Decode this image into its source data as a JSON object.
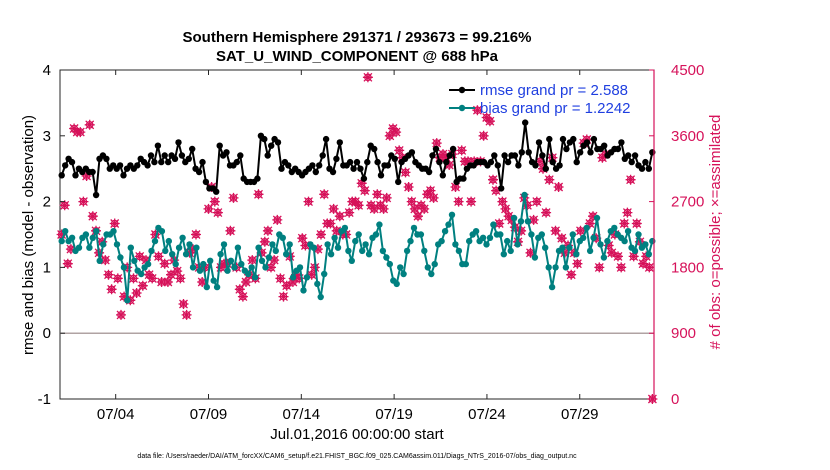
{
  "chart_data": {
    "type": "line",
    "title": "Southern Hemisphere 291371 / 293673 = 99.216%",
    "subtitle": "SAT_U_WIND_COMPONENT @ 688 hPa",
    "xlabel": "Jul.01,2016 00:00:00 start",
    "ylabel_left": "rmse and bias (model - observation)",
    "ylabel_right": "# of obs: o=possible; ×=assimilated",
    "x_ticks": [
      "07/04",
      "07/09",
      "07/14",
      "07/19",
      "07/24",
      "07/29"
    ],
    "x_tick_days": [
      4,
      9,
      14,
      19,
      24,
      29
    ],
    "xlim": [
      1,
      33
    ],
    "y_left_ticks": [
      "-1",
      "0",
      "1",
      "2",
      "3",
      "4"
    ],
    "y_left_tick_values": [
      -1,
      0,
      1,
      2,
      3,
      4
    ],
    "ylim_left": [
      -1,
      4
    ],
    "y_right_ticks": [
      "0",
      "900",
      "1800",
      "2700",
      "3600",
      "4500"
    ],
    "y_right_tick_values": [
      0,
      900,
      1800,
      2700,
      3600,
      4500
    ],
    "ylim_right": [
      0,
      4500
    ],
    "zero_line": 0,
    "colors": {
      "rmse": "#000000",
      "bias": "#008080",
      "obs": "#d6125a",
      "right_axis": "#d6125a"
    },
    "series": [
      {
        "name": "rmse grand pr = 2.588",
        "axis": "left",
        "values": [
          2.4,
          2.55,
          2.65,
          2.6,
          2.4,
          2.5,
          2.45,
          2.5,
          2.45,
          2.45,
          2.1,
          2.65,
          2.7,
          2.65,
          2.5,
          2.55,
          2.5,
          2.55,
          2.4,
          2.5,
          2.55,
          2.5,
          2.55,
          2.65,
          2.6,
          2.55,
          2.7,
          2.6,
          2.85,
          2.6,
          2.7,
          2.6,
          2.7,
          2.65,
          2.9,
          2.7,
          2.6,
          2.65,
          2.8,
          2.5,
          2.45,
          2.6,
          2.3,
          2.2,
          2.2,
          2.15,
          2.85,
          2.7,
          2.75,
          2.55,
          2.55,
          2.6,
          2.7,
          2.35,
          2.3,
          2.3,
          2.3,
          2.35,
          3.0,
          2.95,
          2.7,
          2.85,
          2.95,
          2.9,
          2.5,
          2.6,
          2.55,
          2.45,
          2.5,
          2.45,
          2.4,
          2.45,
          2.5,
          2.55,
          2.45,
          2.55,
          2.7,
          2.95,
          2.5,
          2.45,
          2.65,
          2.9,
          2.55,
          2.55,
          2.6,
          2.5,
          2.6,
          2.5,
          2.35,
          2.6,
          2.85,
          2.8,
          2.6,
          2.4,
          2.55,
          2.55,
          2.7,
          2.65,
          2.3,
          2.6,
          2.65,
          2.7,
          2.75,
          2.6,
          2.55,
          2.5,
          2.5,
          2.45,
          2.7,
          2.8,
          2.6,
          2.4,
          2.6,
          2.7,
          2.8,
          2.3,
          2.35,
          2.35,
          2.5,
          2.55,
          2.55,
          2.6,
          2.6,
          2.6,
          2.55,
          2.6,
          2.7,
          2.55,
          2.2,
          2.7,
          2.6,
          2.7,
          2.7,
          2.55,
          2.75,
          3.2,
          2.75,
          2.6,
          2.55,
          2.9,
          2.7,
          2.5,
          2.95,
          2.6,
          2.5,
          2.55,
          2.95,
          2.8,
          2.9,
          2.95,
          2.6,
          2.75,
          2.85,
          2.9,
          2.75,
          2.95,
          2.8,
          2.8,
          2.85,
          2.7,
          2.75,
          2.8,
          2.8,
          2.9,
          2.65,
          2.7,
          2.6,
          2.7,
          2.55,
          2.5,
          2.6,
          2.5,
          2.75
        ]
      },
      {
        "name": "bias grand pr = 1.2242",
        "axis": "left",
        "values": [
          1.4,
          1.55,
          1.4,
          1.45,
          1.25,
          1.3,
          1.45,
          1.5,
          1.3,
          1.45,
          1.55,
          1.1,
          1.35,
          1.5,
          1.5,
          1.55,
          1.35,
          1.15,
          1.0,
          0.5,
          1.3,
          1.1,
          0.95,
          0.9,
          1.0,
          1.05,
          1.25,
          1.4,
          1.6,
          1.55,
          1.25,
          1.4,
          1.2,
          1.05,
          1.3,
          1.45,
          1.2,
          1.35,
          1.0,
          1.3,
          0.95,
          1.05,
          0.7,
          1.1,
          0.8,
          0.7,
          1.2,
          1.35,
          0.95,
          1.1,
          1.0,
          1.3,
          1.05,
          0.95,
          0.9,
          1.0,
          0.85,
          1.3,
          1.1,
          1.0,
          1.15,
          1.35,
          1.25,
          1.5,
          1.45,
          1.2,
          1.35,
          0.85,
          0.95,
          1.0,
          0.65,
          0.85,
          1.35,
          1.3,
          0.75,
          0.55,
          0.9,
          1.35,
          1.2,
          1.45,
          1.3,
          1.55,
          1.6,
          1.25,
          1.1,
          1.4,
          1.5,
          1.25,
          1.35,
          1.2,
          1.45,
          1.5,
          1.65,
          1.25,
          1.15,
          1.05,
          0.8,
          0.75,
          1.0,
          0.9,
          1.25,
          1.4,
          1.6,
          1.5,
          1.5,
          1.25,
          1.0,
          0.9,
          1.05,
          1.35,
          1.4,
          1.55,
          1.65,
          1.8,
          1.35,
          1.25,
          1.05,
          1.05,
          1.4,
          1.5,
          1.55,
          1.4,
          1.45,
          1.35,
          1.45,
          1.65,
          1.5,
          1.5,
          1.2,
          1.4,
          1.25,
          1.75,
          1.35,
          1.7,
          2.1,
          1.7,
          1.5,
          1.15,
          1.45,
          1.5,
          1.3,
          1.0,
          0.7,
          1.0,
          1.25,
          1.3,
          1.0,
          1.3,
          1.5,
          1.2,
          1.4,
          1.45,
          1.6,
          1.25,
          1.45,
          1.75,
          1.35,
          1.15,
          1.4,
          1.55,
          1.6,
          1.5,
          1.45,
          1.4,
          1.55,
          1.3,
          1.25,
          1.5,
          1.3,
          1.35,
          1.2,
          1.4
        ]
      },
      {
        "name": "obs possible / assimilated",
        "axis": "right",
        "style": "markers",
        "values": [
          2250,
          2650,
          1850,
          2050,
          3700,
          3650,
          3650,
          2700,
          3050,
          3750,
          2500,
          2300,
          2000,
          2150,
          1900,
          1700,
          1500,
          2400,
          1650,
          1150,
          1400,
          1800,
          1350,
          1650,
          1450,
          1950,
          1550,
          1900,
          1700,
          1650,
          2250,
          1950,
          1600,
          1850,
          1600,
          1700,
          1900,
          1750,
          1650,
          1300,
          1150,
          2000,
          2050,
          2250,
          1800,
          1600,
          1800,
          2600,
          2900,
          2700,
          2550,
          1800,
          1850,
          1850,
          2300,
          2750,
          1800,
          1500,
          1400,
          1600,
          1700,
          1900,
          1650,
          2800,
          2000,
          2150,
          2300,
          1800,
          1900,
          2450,
          1650,
          1400,
          1550,
          1950,
          1600,
          1700,
          1650,
          2200,
          2100,
          2700,
          1700,
          1800,
          2050,
          2250,
          2800,
          2400,
          2400,
          2600,
          2300,
          2500,
          2250,
          2250,
          2550,
          2700,
          2700,
          2650,
          2950,
          2850,
          4400,
          2650,
          2600,
          2800,
          2650,
          2600,
          2750,
          3600,
          3700,
          3650,
          3400,
          3300,
          3100,
          2900,
          2700,
          2600,
          2500,
          2650,
          2600,
          2800,
          2850,
          2750,
          3500,
          3300,
          3350,
          3300,
          3200,
          3350,
          2900,
          2700,
          3400,
          3250,
          3250,
          2700,
          3250,
          3950,
          3250,
          3600,
          3850,
          3800,
          3000,
          2850,
          2400,
          2700,
          2600,
          2500,
          2450,
          2350,
          2150,
          2300,
          2750,
          2650,
          2000,
          2450,
          2700,
          3250,
          3150,
          2550,
          3000,
          3300,
          2300,
          2900,
          2200,
          2000,
          2100,
          1700,
          2000,
          1850,
          2300,
          3500,
          3550,
          2400,
          2500,
          2200,
          1800,
          3300,
          3350,
          2100,
          2000,
          2250,
          1950,
          1800,
          2400,
          2550,
          3000,
          1950,
          2400,
          2150,
          1850,
          1950,
          1800,
          0
        ]
      }
    ],
    "legend": [
      "rmse grand pr = 2.588",
      "bias grand pr = 1.2242"
    ],
    "legend_position": "top-right",
    "footer": "data file: /Users/raeder/DAI/ATM_forcXX/CAM6_setup/f.e21.FHIST_BGC.f09_025.CAM6assim.011/Diags_NTrS_2016-07/obs_diag_output.nc"
  }
}
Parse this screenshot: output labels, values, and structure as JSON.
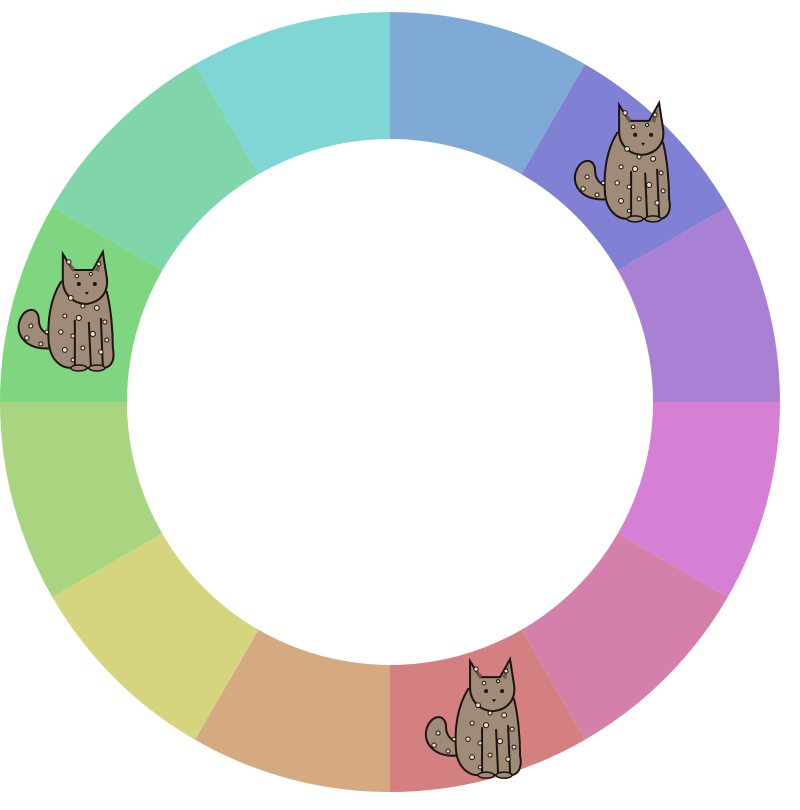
{
  "wheel": {
    "segments": [
      {
        "id": 1,
        "color": "#7faad5"
      },
      {
        "id": 2,
        "color": "#8080d5"
      },
      {
        "id": 3,
        "color": "#aa80d5"
      },
      {
        "id": 4,
        "color": "#d580d5"
      },
      {
        "id": 5,
        "color": "#d580aa"
      },
      {
        "id": 6,
        "color": "#d58080"
      },
      {
        "id": 7,
        "color": "#d5aa80"
      },
      {
        "id": 8,
        "color": "#d5d580"
      },
      {
        "id": 9,
        "color": "#aad580"
      },
      {
        "id": 10,
        "color": "#80d580"
      },
      {
        "id": 11,
        "color": "#80d5aa"
      },
      {
        "id": 12,
        "color": "#80d5d5"
      }
    ]
  },
  "pieces": [
    {
      "name": "cat-token",
      "icon": "spotted-cat-icon",
      "segment": 2
    },
    {
      "name": "cat-token",
      "icon": "spotted-cat-icon",
      "segment": 10
    },
    {
      "name": "cat-token",
      "icon": "spotted-cat-icon",
      "segment": 6
    }
  ],
  "colors": {
    "cat_body": "#a08a78",
    "cat_outline": "#1c1410",
    "cat_spot": "#e6dccf",
    "background": "#ffffff"
  }
}
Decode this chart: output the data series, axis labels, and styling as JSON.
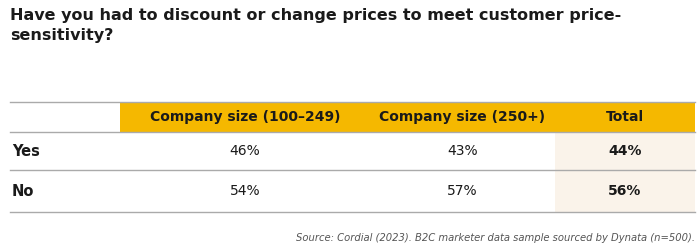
{
  "title": "Have you had to discount or change prices to meet customer price-\nsensitivity?",
  "title_fontsize": 11.5,
  "title_fontweight": "bold",
  "columns": [
    "Company size (100–249)",
    "Company size (250+)",
    "Total"
  ],
  "rows": [
    "Yes",
    "No"
  ],
  "values": [
    [
      "46%",
      "43%",
      "44%"
    ],
    [
      "54%",
      "57%",
      "56%"
    ]
  ],
  "header_bg": "#F5B800",
  "header_text_color": "#1a1a1a",
  "total_col_bg": "#FAF3EA",
  "row_label_color": "#1a1a1a",
  "source_text": "Source: Cordial (2023). B2C marketer data sample sourced by Dynata (n=500).",
  "bg_color": "#ffffff",
  "divider_color": "#aaaaaa",
  "cell_fontsize": 10,
  "header_fontsize": 10,
  "row_label_fontsize": 10.5
}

■ **Task goal**:
Working from the material above, state how many lines contain "series"; give only the number.

■ **Full response**:
2